__INPUT RECORDS__:
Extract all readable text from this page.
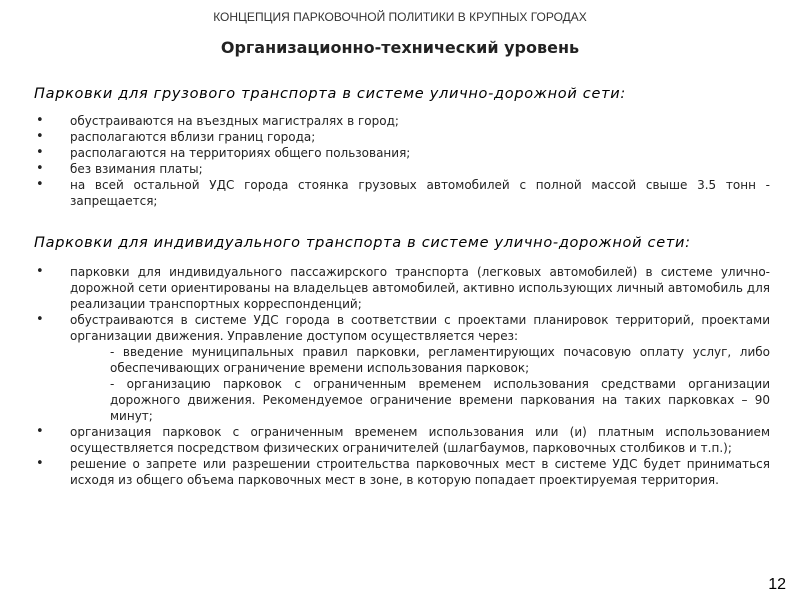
КОНЦЕПЦИЯ ПАРКОВОЧНОЙ ПОЛИТИКИ В КРУПНЫХ ГОРОДАХ
Организационно-технический уровень
Парковки для грузового транспорта в системе улично-дорожной сети:
• обустраиваются на въездных магистралях в город;
• располагаются вблизи границ города;
• располагаются на территориях общего пользования;
• без взимания платы;
• на всей остальной УДС города стоянка грузовых автомобилей с полной массой свыше 3.5 тонн - запрещается;
Парковки для индивидуального транспорта в системе улично-дорожной сети:
• парковки для индивидуального пассажирского транспорта (легковых автомобилей) в системе улично-дорожной сети ориентированы на владельцев автомобилей, активно использующих личный автомобиль для реализации транспортных корреспонденций;
• обустраиваются в системе УДС города в соответствии с проектами планировок территорий, проектами организации движения. Управление доступом осуществляется через:
- введение муниципальных правил парковки, регламентирующих почасовую оплату услуг, либо обеспечивающих ограничение времени использования парковок;
- организацию парковок с ограниченным временем использования средствами организации дорожного движения. Рекомендуемое ограничение времени паркования на таких парковках – 90 минут;
• организация парковок с ограниченным временем использования или (и) платным использованием осуществляется посредством физических ограничителей (шлагбаумов, парковочных столбиков и т.п.);
• решение о запрете или разрешении строительства парковочных мест в системе УДС будет приниматься исходя из общего объема парковочных мест в зоне, в которую попадает проектируемая территория.
12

__THE TASK__: Find "сети". Copy every line it occurs in.

__CORRECT ANSWER__:
Парковки для грузового транспорта в системе улично-дорожной сети:
Парковки для индивидуального транспорта в системе улично-дорожной сети:
• парковки для индивидуального пассажирского транспорта (легковых автомобилей) в системе улично-дорожной сети ориентированы на владельцев автомобилей, активно использующих личный автомобиль для реализации транспортных корреспонденций;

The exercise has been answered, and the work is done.